Data entries for graphics

--

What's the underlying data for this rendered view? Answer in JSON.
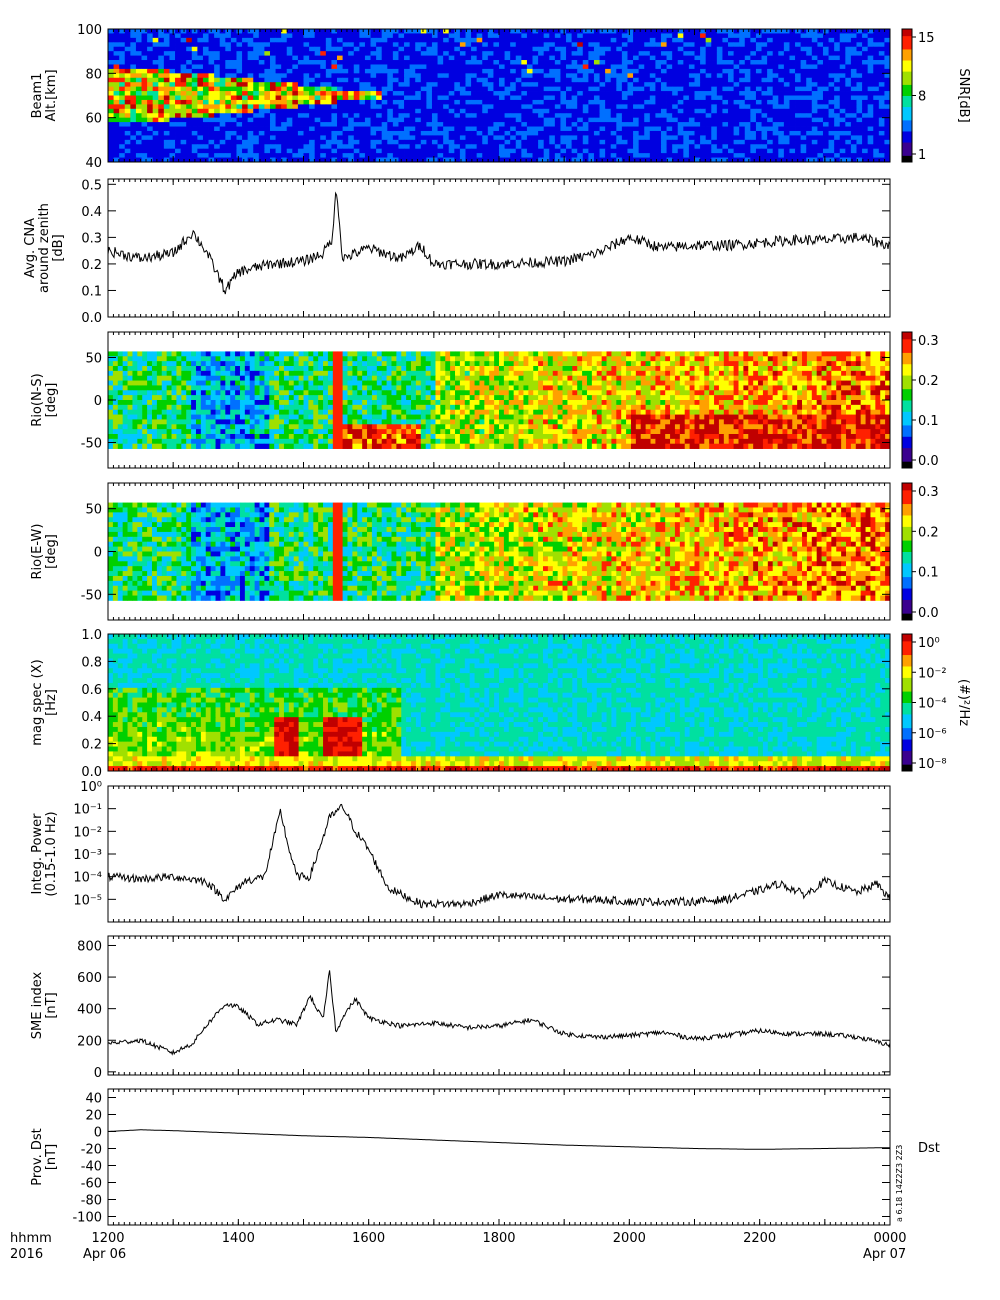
{
  "colors": {
    "background": "#ffffff",
    "axis": "#000000",
    "trace": "#000000",
    "colormap": [
      "#000000",
      "#3a008f",
      "#0000e0",
      "#0070ff",
      "#00c8ff",
      "#00e0a0",
      "#00d000",
      "#a0e000",
      "#ffff00",
      "#ffa000",
      "#ff2000",
      "#c00000"
    ]
  },
  "time_axis": {
    "tick_labels": [
      "1200",
      "1400",
      "1600",
      "1800",
      "2000",
      "2200",
      "0000"
    ],
    "hours": [
      12,
      14,
      16,
      18,
      20,
      22,
      24
    ],
    "start_date": "Apr 06",
    "end_date": "Apr 07",
    "row_label_1": "hhmm",
    "row_label_2": "2016"
  },
  "footer": {
    "vertical_stamp": "a 6.18 14Z2Z3 2Z3"
  },
  "chart_data": [
    {
      "id": "beam1",
      "type": "heatmap",
      "ylabel": [
        "Beam1",
        "Alt.[km]"
      ],
      "ylim": [
        40,
        100
      ],
      "yticks": [
        40,
        60,
        80,
        100
      ],
      "colorbar": {
        "label": "SNR[dB]",
        "ticks": [
          "1",
          "8",
          "15"
        ],
        "range": [
          1,
          15
        ]
      }
    },
    {
      "id": "cna",
      "type": "line",
      "ylabel": [
        "Avg. CNA",
        "around zenith",
        "[dB]"
      ],
      "ylim": [
        0.0,
        0.52
      ],
      "yticks": [
        "0.0",
        "0.1",
        "0.2",
        "0.3",
        "0.4",
        "0.5"
      ],
      "x": [
        12.0,
        12.5,
        13.0,
        13.3,
        13.5,
        13.8,
        14.0,
        14.5,
        15.0,
        15.3,
        15.45,
        15.5,
        15.6,
        16.0,
        16.5,
        16.8,
        17.0,
        17.5,
        18.0,
        19.0,
        19.5,
        20.0,
        20.5,
        21.0,
        21.5,
        22.0,
        22.5,
        23.0,
        23.5,
        24.0
      ],
      "y": [
        0.25,
        0.22,
        0.24,
        0.32,
        0.25,
        0.1,
        0.17,
        0.2,
        0.21,
        0.24,
        0.3,
        0.5,
        0.22,
        0.26,
        0.22,
        0.27,
        0.2,
        0.2,
        0.2,
        0.21,
        0.24,
        0.3,
        0.26,
        0.27,
        0.27,
        0.28,
        0.29,
        0.29,
        0.3,
        0.27
      ]
    },
    {
      "id": "rio_ns",
      "type": "heatmap",
      "ylabel": [
        "Rio(N-S)",
        "[deg]"
      ],
      "ylim": [
        -80,
        80
      ],
      "yticks": [
        "-50",
        "0",
        "50"
      ],
      "colorbar": {
        "ticks": [
          "0.0",
          "0.1",
          "0.2",
          "0.3"
        ],
        "range": [
          0.0,
          0.37
        ]
      }
    },
    {
      "id": "rio_ew",
      "type": "heatmap",
      "ylabel": [
        "Rio(E-W)",
        "[deg]"
      ],
      "ylim": [
        -80,
        80
      ],
      "yticks": [
        "-50",
        "0",
        "50"
      ],
      "colorbar": {
        "ticks": [
          "0.0",
          "0.1",
          "0.2",
          "0.3"
        ],
        "range": [
          0.0,
          0.37
        ]
      }
    },
    {
      "id": "magspec",
      "type": "heatmap",
      "ylabel": [
        "mag spec (X)",
        "[Hz]"
      ],
      "ylim": [
        0.0,
        1.0
      ],
      "yticks": [
        "0.0",
        "0.2",
        "0.4",
        "0.6",
        "0.8",
        "1.0"
      ],
      "colorbar": {
        "label": "(#)²/Hz",
        "ticks": [
          "10⁰",
          "10⁻²",
          "10⁻⁴",
          "10⁻⁶",
          "10⁻⁸"
        ],
        "range_log10": [
          -9,
          0
        ]
      }
    },
    {
      "id": "integ_power",
      "type": "line",
      "ylabel": [
        "Integ. Power",
        "(0.15-1.0 Hz)"
      ],
      "ylim_log10": [
        -6,
        0
      ],
      "yticks": [
        "10⁻⁵",
        "10⁻⁴",
        "10⁻³",
        "10⁻²",
        "10⁻¹",
        "10⁰"
      ],
      "x": [
        12.0,
        12.5,
        13.0,
        13.5,
        13.8,
        14.1,
        14.4,
        14.65,
        14.75,
        14.9,
        15.1,
        15.4,
        15.6,
        15.8,
        16.0,
        16.3,
        16.8,
        17.5,
        18.0,
        18.5,
        19.0,
        19.5,
        20.0,
        20.5,
        21.0,
        21.5,
        22.0,
        22.3,
        22.7,
        23.0,
        23.5,
        23.8,
        24.0
      ],
      "y_log10": [
        -4.0,
        -4.1,
        -4.0,
        -4.2,
        -5.0,
        -4.2,
        -4.0,
        -1.1,
        -2.5,
        -4.0,
        -4.0,
        -1.4,
        -0.9,
        -2.0,
        -2.8,
        -4.5,
        -5.2,
        -5.2,
        -4.8,
        -4.9,
        -5.0,
        -5.0,
        -5.1,
        -5.1,
        -5.1,
        -5.0,
        -4.6,
        -4.3,
        -4.8,
        -4.2,
        -4.7,
        -4.3,
        -5.0
      ]
    },
    {
      "id": "sme",
      "type": "line",
      "ylabel": [
        "SME index",
        "[nT]"
      ],
      "ylim": [
        -20,
        860
      ],
      "yticks": [
        "0",
        "200",
        "400",
        "600",
        "800"
      ],
      "x": [
        12.0,
        12.5,
        13.0,
        13.3,
        13.5,
        13.8,
        14.0,
        14.3,
        14.6,
        14.9,
        15.1,
        15.3,
        15.4,
        15.5,
        15.6,
        15.8,
        16.0,
        16.5,
        17.0,
        17.5,
        18.0,
        18.5,
        19.0,
        19.5,
        20.0,
        20.5,
        21.0,
        21.5,
        22.0,
        22.5,
        23.0,
        23.5,
        24.0
      ],
      "y": [
        180,
        200,
        120,
        180,
        290,
        430,
        410,
        300,
        330,
        300,
        480,
        330,
        640,
        240,
        350,
        460,
        340,
        290,
        310,
        280,
        290,
        330,
        240,
        220,
        230,
        250,
        210,
        230,
        260,
        240,
        240,
        220,
        170
      ]
    },
    {
      "id": "dst",
      "type": "line",
      "ylabel": [
        "Prov. Dst",
        "[nT]"
      ],
      "ylim": [
        -110,
        50
      ],
      "yticks": [
        "-100",
        "-80",
        "-60",
        "-40",
        "-20",
        "0",
        "20",
        "40"
      ],
      "x": [
        12.0,
        12.5,
        13.0,
        14.0,
        15.0,
        16.0,
        17.0,
        18.0,
        19.0,
        20.0,
        21.0,
        22.0,
        23.0,
        24.0
      ],
      "y": [
        0,
        2,
        1,
        -2,
        -5,
        -7,
        -10,
        -13,
        -16,
        -18,
        -20,
        -21,
        -20,
        -19
      ],
      "annotation": "Dst"
    }
  ]
}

--

Without the pictures, copy the material exactly as given.

What's the underlying data for this rendered view? Answer in JSON.
{
  "colors": {
    "background": "#ffffff",
    "axis": "#000000",
    "trace": "#000000",
    "colormap": [
      "#000000",
      "#3a008f",
      "#0000e0",
      "#0070ff",
      "#00c8ff",
      "#00e0a0",
      "#00d000",
      "#a0e000",
      "#ffff00",
      "#ffa000",
      "#ff2000",
      "#c00000"
    ]
  },
  "time_axis": {
    "tick_labels": [
      "1200",
      "1400",
      "1600",
      "1800",
      "2000",
      "2200",
      "0000"
    ],
    "hours": [
      12,
      14,
      16,
      18,
      20,
      22,
      24
    ],
    "start_date": "Apr 06",
    "end_date": "Apr 07",
    "row_label_1": "hhmm",
    "row_label_2": "2016"
  },
  "footer": {
    "vertical_stamp": "a 6.18 14Z2Z3 2Z3"
  },
  "chart_data": [
    {
      "id": "beam1",
      "type": "heatmap",
      "ylabel": [
        "Beam1",
        "Alt.[km]"
      ],
      "ylim": [
        40,
        100
      ],
      "yticks": [
        40,
        60,
        80,
        100
      ],
      "colorbar": {
        "label": "SNR[dB]",
        "ticks": [
          "1",
          "8",
          "15"
        ],
        "range": [
          1,
          15
        ]
      }
    },
    {
      "id": "cna",
      "type": "line",
      "ylabel": [
        "Avg. CNA",
        "around zenith",
        "[dB]"
      ],
      "ylim": [
        0.0,
        0.52
      ],
      "yticks": [
        "0.0",
        "0.1",
        "0.2",
        "0.3",
        "0.4",
        "0.5"
      ],
      "x": [
        12.0,
        12.5,
        13.0,
        13.3,
        13.5,
        13.8,
        14.0,
        14.5,
        15.0,
        15.3,
        15.45,
        15.5,
        15.6,
        16.0,
        16.5,
        16.8,
        17.0,
        17.5,
        18.0,
        19.0,
        19.5,
        20.0,
        20.5,
        21.0,
        21.5,
        22.0,
        22.5,
        23.0,
        23.5,
        24.0
      ],
      "y": [
        0.25,
        0.22,
        0.24,
        0.32,
        0.25,
        0.1,
        0.17,
        0.2,
        0.21,
        0.24,
        0.3,
        0.5,
        0.22,
        0.26,
        0.22,
        0.27,
        0.2,
        0.2,
        0.2,
        0.21,
        0.24,
        0.3,
        0.26,
        0.27,
        0.27,
        0.28,
        0.29,
        0.29,
        0.3,
        0.27
      ]
    },
    {
      "id": "rio_ns",
      "type": "heatmap",
      "ylabel": [
        "Rio(N-S)",
        "[deg]"
      ],
      "ylim": [
        -80,
        80
      ],
      "yticks": [
        "-50",
        "0",
        "50"
      ],
      "colorbar": {
        "ticks": [
          "0.0",
          "0.1",
          "0.2",
          "0.3"
        ],
        "range": [
          0.0,
          0.37
        ]
      }
    },
    {
      "id": "rio_ew",
      "type": "heatmap",
      "ylabel": [
        "Rio(E-W)",
        "[deg]"
      ],
      "ylim": [
        -80,
        80
      ],
      "yticks": [
        "-50",
        "0",
        "50"
      ],
      "colorbar": {
        "ticks": [
          "0.0",
          "0.1",
          "0.2",
          "0.3"
        ],
        "range": [
          0.0,
          0.37
        ]
      }
    },
    {
      "id": "magspec",
      "type": "heatmap",
      "ylabel": [
        "mag spec (X)",
        "[Hz]"
      ],
      "ylim": [
        0.0,
        1.0
      ],
      "yticks": [
        "0.0",
        "0.2",
        "0.4",
        "0.6",
        "0.8",
        "1.0"
      ],
      "colorbar": {
        "label": "(#)²/Hz",
        "ticks": [
          "10⁰",
          "10⁻²",
          "10⁻⁴",
          "10⁻⁶",
          "10⁻⁸"
        ],
        "range_log10": [
          -9,
          0
        ]
      }
    },
    {
      "id": "integ_power",
      "type": "line",
      "ylabel": [
        "Integ. Power",
        "(0.15-1.0 Hz)"
      ],
      "ylim_log10": [
        -6,
        0
      ],
      "yticks": [
        "10⁻⁵",
        "10⁻⁴",
        "10⁻³",
        "10⁻²",
        "10⁻¹",
        "10⁰"
      ],
      "x": [
        12.0,
        12.5,
        13.0,
        13.5,
        13.8,
        14.1,
        14.4,
        14.65,
        14.75,
        14.9,
        15.1,
        15.4,
        15.6,
        15.8,
        16.0,
        16.3,
        16.8,
        17.5,
        18.0,
        18.5,
        19.0,
        19.5,
        20.0,
        20.5,
        21.0,
        21.5,
        22.0,
        22.3,
        22.7,
        23.0,
        23.5,
        23.8,
        24.0
      ],
      "y_log10": [
        -4.0,
        -4.1,
        -4.0,
        -4.2,
        -5.0,
        -4.2,
        -4.0,
        -1.1,
        -2.5,
        -4.0,
        -4.0,
        -1.4,
        -0.9,
        -2.0,
        -2.8,
        -4.5,
        -5.2,
        -5.2,
        -4.8,
        -4.9,
        -5.0,
        -5.0,
        -5.1,
        -5.1,
        -5.1,
        -5.0,
        -4.6,
        -4.3,
        -4.8,
        -4.2,
        -4.7,
        -4.3,
        -5.0
      ]
    },
    {
      "id": "sme",
      "type": "line",
      "ylabel": [
        "SME index",
        "[nT]"
      ],
      "ylim": [
        -20,
        860
      ],
      "yticks": [
        "0",
        "200",
        "400",
        "600",
        "800"
      ],
      "x": [
        12.0,
        12.5,
        13.0,
        13.3,
        13.5,
        13.8,
        14.0,
        14.3,
        14.6,
        14.9,
        15.1,
        15.3,
        15.4,
        15.5,
        15.6,
        15.8,
        16.0,
        16.5,
        17.0,
        17.5,
        18.0,
        18.5,
        19.0,
        19.5,
        20.0,
        20.5,
        21.0,
        21.5,
        22.0,
        22.5,
        23.0,
        23.5,
        24.0
      ],
      "y": [
        180,
        200,
        120,
        180,
        290,
        430,
        410,
        300,
        330,
        300,
        480,
        330,
        640,
        240,
        350,
        460,
        340,
        290,
        310,
        280,
        290,
        330,
        240,
        220,
        230,
        250,
        210,
        230,
        260,
        240,
        240,
        220,
        170
      ]
    },
    {
      "id": "dst",
      "type": "line",
      "ylabel": [
        "Prov. Dst",
        "[nT]"
      ],
      "ylim": [
        -110,
        50
      ],
      "yticks": [
        "-100",
        "-80",
        "-60",
        "-40",
        "-20",
        "0",
        "20",
        "40"
      ],
      "x": [
        12.0,
        12.5,
        13.0,
        14.0,
        15.0,
        16.0,
        17.0,
        18.0,
        19.0,
        20.0,
        21.0,
        22.0,
        23.0,
        24.0
      ],
      "y": [
        0,
        2,
        1,
        -2,
        -5,
        -7,
        -10,
        -13,
        -16,
        -18,
        -20,
        -21,
        -20,
        -19
      ],
      "annotation": "Dst"
    }
  ]
}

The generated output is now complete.